## DATA IN THIS EXERCISE
»»
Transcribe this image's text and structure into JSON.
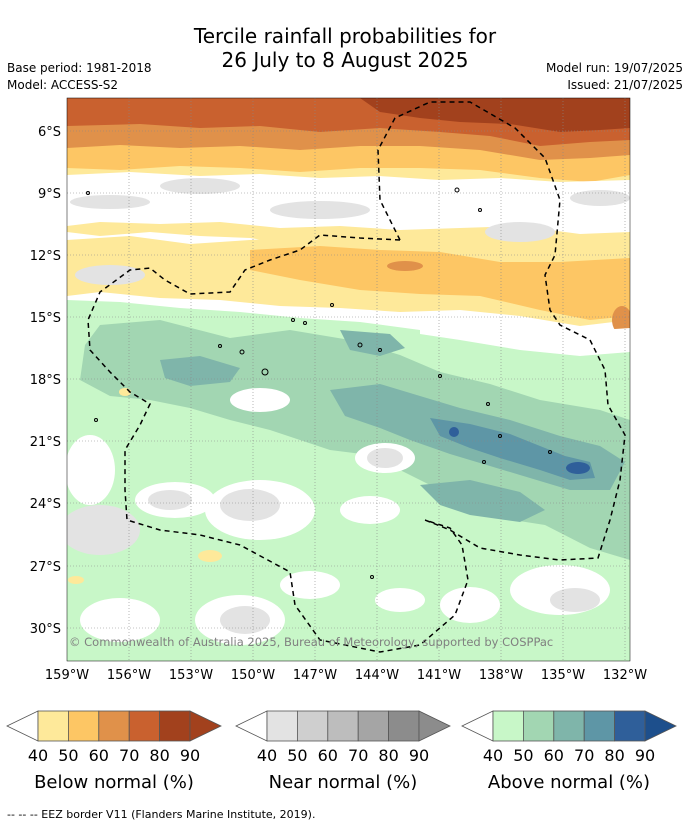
{
  "title": {
    "line1": "Tercile rainfall probabilities for",
    "line2": "26 July to 8 August 2025"
  },
  "meta": {
    "base_period": "Base period: 1981-2018",
    "model": "Model: ACCESS-S2",
    "model_run": "Model run: 19/07/2025",
    "issued": "Issued: 21/07/2025"
  },
  "map": {
    "credit": "© Commonwealth of Australia 2025, Bureau of Meteorology, supported by COSPPac",
    "lat_labels": [
      "6°S",
      "9°S",
      "12°S",
      "15°S",
      "18°S",
      "21°S",
      "24°S",
      "27°S",
      "30°S"
    ],
    "lon_labels": [
      "159°W",
      "156°W",
      "153°W",
      "150°W",
      "147°W",
      "144°W",
      "141°W",
      "138°W",
      "135°W",
      "132°W"
    ],
    "colors": {
      "below": [
        "#fee99a",
        "#fdc664",
        "#e0914a",
        "#c9612f",
        "#a2411d",
        "#a2411d"
      ],
      "near": [
        "#e3e3e3",
        "#cfcfcf",
        "#bdbdbd",
        "#a5a5a5",
        "#8c8c8c",
        "#8c8c8c"
      ],
      "above": [
        "#c8f7c8",
        "#a2d6b2",
        "#7fb5aa",
        "#5e96a6",
        "#2f5f9a",
        "#1d4f8c"
      ],
      "background": "#ffffff"
    }
  },
  "legend": {
    "ticks": [
      "40",
      "50",
      "60",
      "70",
      "80",
      "90"
    ],
    "below_title": "Below normal (%)",
    "near_title": "Near normal (%)",
    "above_title": "Above normal (%)"
  },
  "footer": "--  --  -- EEZ border V11 (Flanders Marine Institute, 2019)."
}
««
## GIVEN EXERCISE
Quote all of the entries word for word, omitting any pictures.

## CORRECT RESPONSE
Transcribe this image's text and structure into JSON.
{
  "title": {
    "line1": "Tercile rainfall probabilities for",
    "line2": "26 July to 8 August 2025"
  },
  "meta": {
    "base_period": "Base period: 1981-2018",
    "model": "Model: ACCESS-S2",
    "model_run": "Model run: 19/07/2025",
    "issued": "Issued: 21/07/2025"
  },
  "map": {
    "credit": "© Commonwealth of Australia 2025, Bureau of Meteorology, supported by COSPPac",
    "lat_labels": [
      "6°S",
      "9°S",
      "12°S",
      "15°S",
      "18°S",
      "21°S",
      "24°S",
      "27°S",
      "30°S"
    ],
    "lon_labels": [
      "159°W",
      "156°W",
      "153°W",
      "150°W",
      "147°W",
      "144°W",
      "141°W",
      "138°W",
      "135°W",
      "132°W"
    ],
    "colors": {
      "below": [
        "#fee99a",
        "#fdc664",
        "#e0914a",
        "#c9612f",
        "#a2411d",
        "#a2411d"
      ],
      "near": [
        "#e3e3e3",
        "#cfcfcf",
        "#bdbdbd",
        "#a5a5a5",
        "#8c8c8c",
        "#8c8c8c"
      ],
      "above": [
        "#c8f7c8",
        "#a2d6b2",
        "#7fb5aa",
        "#5e96a6",
        "#2f5f9a",
        "#1d4f8c"
      ],
      "background": "#ffffff"
    }
  },
  "legend": {
    "ticks": [
      "40",
      "50",
      "60",
      "70",
      "80",
      "90"
    ],
    "below_title": "Below normal (%)",
    "near_title": "Near normal (%)",
    "above_title": "Above normal (%)"
  },
  "footer": "--  --  -- EEZ border V11 (Flanders Marine Institute, 2019)."
}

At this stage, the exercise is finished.